▶ **Written request**:
All records must be quoted exactly. Omit the pictures.
* begin Given information *
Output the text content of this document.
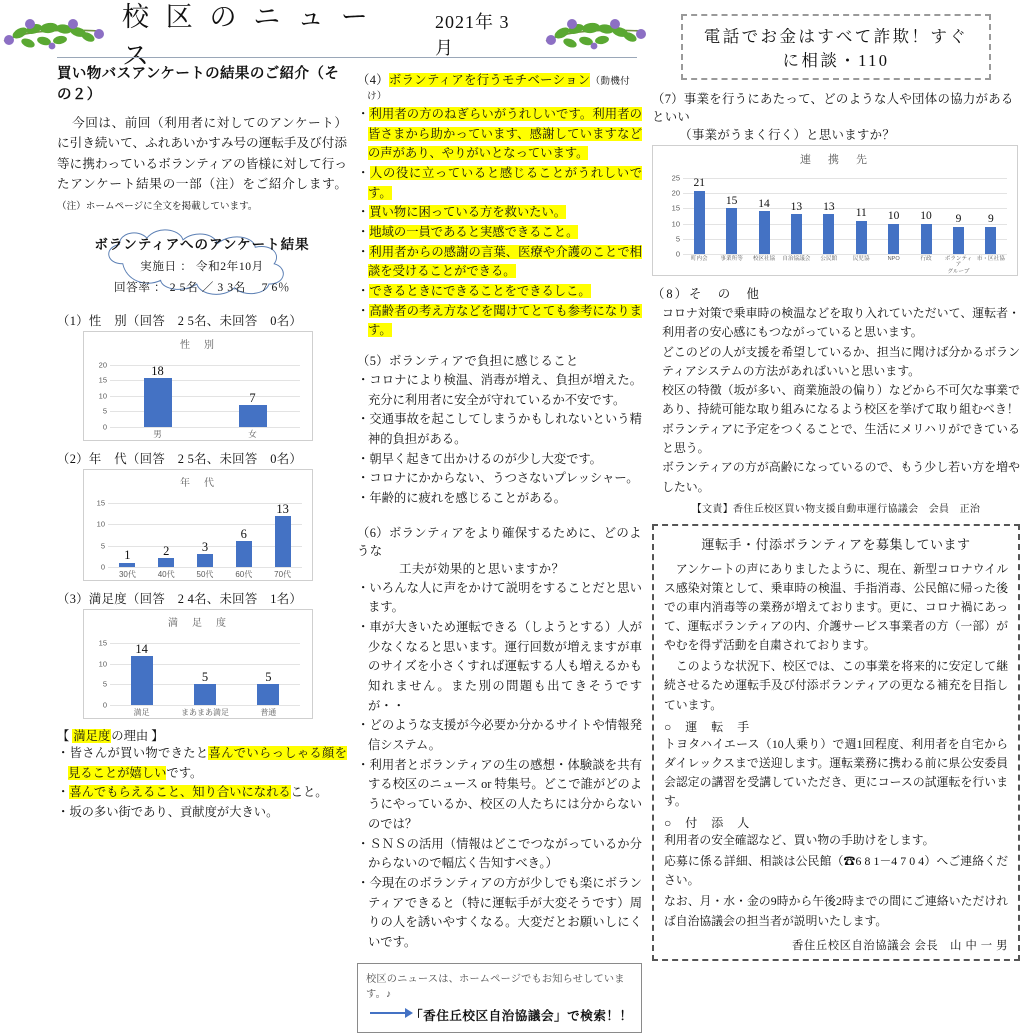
校 区 の ニ ュ ー ス
2021年 3月
買い物バスアンケートの結果のご紹介（その２）

今回は、前回（利用者に対してのアンケート）に引き続いて、ふれあいかすみ号の運転手及び付添等に携わっているボランティアの皆様に対して行ったアンケート結果の一部（注）をご紹介します。 （注）ホームページに全文を掲載しています。

ボランティアへのアンケート結果
実施日 ： 令和2年10月
回答率 ： 2 5名 ／ 3 3名　 7 6％
（1）性　別（回答　2 5名、未回答　0名）
性　別
0
5
10
15
20	18
7
男	女
（2）年　代（回答　2 5名、未回答　0名）
年　代
0
5
10
15
1	2	3
6
13
30代	40代	50代	60代	70代
（3）満足度（回答　2 4名、未回答　1名）
満　足　度
0
5
10
15 14
5	5
満足	まあまあ満足	普通
【 満足度の理由 】
・ 皆さんが買い物できたと喜んでいらっしゃる顔を見ることが嬉しいです。
・ 喜んでもらえること、知り合いになれること。
・ 坂の多い街であり、貢献度が大きい。
（4）ボランティアを行うモチベーション（動機付け）
・ 利用者の方のねぎらいがうれしいです。利用者の皆さまから助かっています、感謝していますなどの声があり、やりがいとなっています。
・ 人の役に立っていると感じることがうれしいです。
・ 買い物に困っている方を救いたい。
・ 地域の一員であると実感できること。
・ 利用者からの感謝の言葉、医療や介護のことで相談を受けることができる。
・ できるときにできることをできるしこ。
・ 高齢者の考え方などを聞けてとても参考になります。
（5）ボランティアで負担に感じること
・ コロナにより検温、消毒が増え、負担が増えた。充分に利用者に安全が守れているか不安です。
・ 交通事故を起こしてしまうかもしれないという精神的負担がある。
・ 朝早く起きて出かけるのが少し大変です。
・ コロナにかからない、うつさないプレッシャー。
・ 年齢的に疲れを感じることがある。
（6）ボランティアをより確保するために、どのような
工夫が効果的と思いますか？
・ いろんな人に声をかけて説明をすることだと思います。
・ 車が大きいため運転できる（しようとする）人が少なくなると思います。運行回数が増えますが車のサイズを小さくすれば運転する人も増えるかも知れません。また別の問題も出てきそうですが・・
・ どのような支援が今必要か分かるサイトや情報発信システム。
・ 利用者とボランティアの生の感想・体験談を共有する校区のニュース or 特集号。どこで誰がどのようにやっているか、校区の人たちには分からないのでは？
・ ＳＮＳの活用（情報はどこでつながっているか分からないので幅広く告知すべき。）
・ 今現在のボランティアの方が少しでも楽にボランティアできると（特に運転手が大変そうです）周りの人を誘いやすくなる。大変だとお願いしにくいです。
校区のニュースは、ホームページでもお知らせしています。♪
「香住丘校区自治協議会」で検索！！
電話でお金はすべて詐欺！すぐに相談・110
（7）事業を行うにあたって、どのような人や団体の協力があるといい
（事業がうまく行く）と思いますか？
連　携　先
0
5
10
15
20
25 21
15 14 13 13
11 10 10 9 9
町内会	事業所等	校区社協	自治協議会	公民館	民児協	NPO	行政	ボランティア
グループ
市・区社協
（8）そ　の　他
コロナ対策で乗車時の検温などを取り入れていただいて、運転者・利用者の安心感にもつながっていると思います。
どこのどの人が支援を希望しているか、担当に聞けば分かるボランティアシステムの方法があればいいと思います。
校区の特徴（坂が多い、商業施設の偏り）などから不可欠な事業であり、持続可能な取り組みになるよう校区を挙げて取り組むべき！
ボランティアに予定をつくることで、生活にメリハリができていると思う。
ボランティアの方が高齢になっているので、もう少し若い方を増やしたい。
【文責】香住丘校区買い物支援自動車運行協議会　会員　正治
運転手・付添ボランティアを募集しています

　アンケートの声にありましたように、現在、新型コロナウイルス感染対策として、乗車時の検温、手指消毒、公民館に帰った後での車内消毒等の業務が増えております。更に、コロナ禍にあって、運転ボランティアの内、介護サービス事業者の方（一部）がやむを得ず活動を自粛されております。

　このような状況下、校区では、この事業を将来的に安定して継続させるため運転手及び付添ボランティアの更なる補充を目指しています。

○　運　転　手

トヨタハイエース（10人乗り）で週1回程度、利用者を自宅からダイレックスまで送迎します。運転業務に携わる前に県公安委員会認定の講習を受講していただき、更にコースの試運転を行います。

○　付　添　人

利用者の安全確認など、買い物の手助けをします。

応募に係る詳細、相談は公民館（☎6 8 1－4 7 0 4）へご連絡ください。

なお、月・水・金の9時から午後2時までの間にご連絡いただければ自治協議会の担当者が説明いたします。

香住丘校区自治協議会 会長　山 中 一 男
* end Given information *
▶ **Written response**:
Output the text content of this document.
校 区 の ニ ュ ー ス
2021年 3月
買い物バスアンケートの結果のご紹介（その２）

今回は、前回（利用者に対してのアンケート）に引き続いて、ふれあいかすみ号の運転手及び付添等に携わっているボランティアの皆様に対して行ったアンケート結果の一部（注）をご紹介します。 （注）ホームページに全文を掲載しています。

ボランティアへのアンケート結果
実施日 ： 令和2年10月
回答率 ： 2 5名 ／ 3 3名　 7 6％
（1）性　別（回答　2 5名、未回答　0名）
性　別
0
5
10
15
20	18
7
男	女
（2）年　代（回答　2 5名、未回答　0名）
年　代
0
5
10
15
1	2	3
6
13
30代	40代	50代	60代	70代
（3）満足度（回答　2 4名、未回答　1名）
満　足　度
0
5
10
15 14
5	5
満足	まあまあ満足	普通
【 満足度の理由 】
・ 皆さんが買い物できたと喜んでいらっしゃる顔を見ることが嬉しいです。
・ 喜んでもらえること、知り合いになれること。
・ 坂の多い街であり、貢献度が大きい。
（4）ボランティアを行うモチベーション（動機付け）
・ 利用者の方のねぎらいがうれしいです。利用者の皆さまから助かっています、感謝していますなどの声があり、やりがいとなっています。
・ 人の役に立っていると感じることがうれしいです。
・ 買い物に困っている方を救いたい。
・ 地域の一員であると実感できること。
・ 利用者からの感謝の言葉、医療や介護のことで相談を受けることができる。
・ できるときにできることをできるしこ。
・ 高齢者の考え方などを聞けてとても参考になります。
（5）ボランティアで負担に感じること
・ コロナにより検温、消毒が増え、負担が増えた。充分に利用者に安全が守れているか不安です。
・ 交通事故を起こしてしまうかもしれないという精神的負担がある。
・ 朝早く起きて出かけるのが少し大変です。
・ コロナにかからない、うつさないプレッシャー。
・ 年齢的に疲れを感じることがある。
（6）ボランティアをより確保するために、どのような
工夫が効果的と思いますか？
・ いろんな人に声をかけて説明をすることだと思います。
・ 車が大きいため運転できる（しようとする）人が少なくなると思います。運行回数が増えますが車のサイズを小さくすれば運転する人も増えるかも知れません。また別の問題も出てきそうですが・・
・ どのような支援が今必要か分かるサイトや情報発信システム。
・ 利用者とボランティアの生の感想・体験談を共有する校区のニュース or 特集号。どこで誰がどのようにやっているか、校区の人たちには分からないのでは？
・ ＳＮＳの活用（情報はどこでつながっているか分からないので幅広く告知すべき。）
・ 今現在のボランティアの方が少しでも楽にボランティアできると（特に運転手が大変そうです）周りの人を誘いやすくなる。大変だとお願いしにくいです。
校区のニュースは、ホームページでもお知らせしています。♪
「香住丘校区自治協議会」で検索！！
電話でお金はすべて詐欺！すぐに相談・110
（7）事業を行うにあたって、どのような人や団体の協力があるといい
（事業がうまく行く）と思いますか？
連　携　先
0
5
10
15
20
25 21
15 14 13 13
11 10 10 9 9
町内会	事業所等	校区社協	自治協議会	公民館	民児協	NPO	行政	ボランティア
グループ
市・区社協
（8）そ　の　他
コロナ対策で乗車時の検温などを取り入れていただいて、運転者・利用者の安心感にもつながっていると思います。
どこのどの人が支援を希望しているか、担当に聞けば分かるボランティアシステムの方法があればいいと思います。
校区の特徴（坂が多い、商業施設の偏り）などから不可欠な事業であり、持続可能な取り組みになるよう校区を挙げて取り組むべき！
ボランティアに予定をつくることで、生活にメリハリができていると思う。
ボランティアの方が高齢になっているので、もう少し若い方を増やしたい。
【文責】香住丘校区買い物支援自動車運行協議会　会員　正治
運転手・付添ボランティアを募集しています

　アンケートの声にありましたように、現在、新型コロナウイルス感染対策として、乗車時の検温、手指消毒、公民館に帰った後での車内消毒等の業務が増えております。更に、コロナ禍にあって、運転ボランティアの内、介護サービス事業者の方（一部）がやむを得ず活動を自粛されております。

　このような状況下、校区では、この事業を将来的に安定して継続させるため運転手及び付添ボランティアの更なる補充を目指しています。

○　運　転　手

トヨタハイエース（10人乗り）で週1回程度、利用者を自宅からダイレックスまで送迎します。運転業務に携わる前に県公安委員会認定の講習を受講していただき、更にコースの試運転を行います。

○　付　添　人

利用者の安全確認など、買い物の手助けをします。

応募に係る詳細、相談は公民館（☎6 8 1－4 7 0 4）へご連絡ください。

なお、月・水・金の9時から午後2時までの間にご連絡いただければ自治協議会の担当者が説明いたします。

香住丘校区自治協議会 会長　山 中 一 男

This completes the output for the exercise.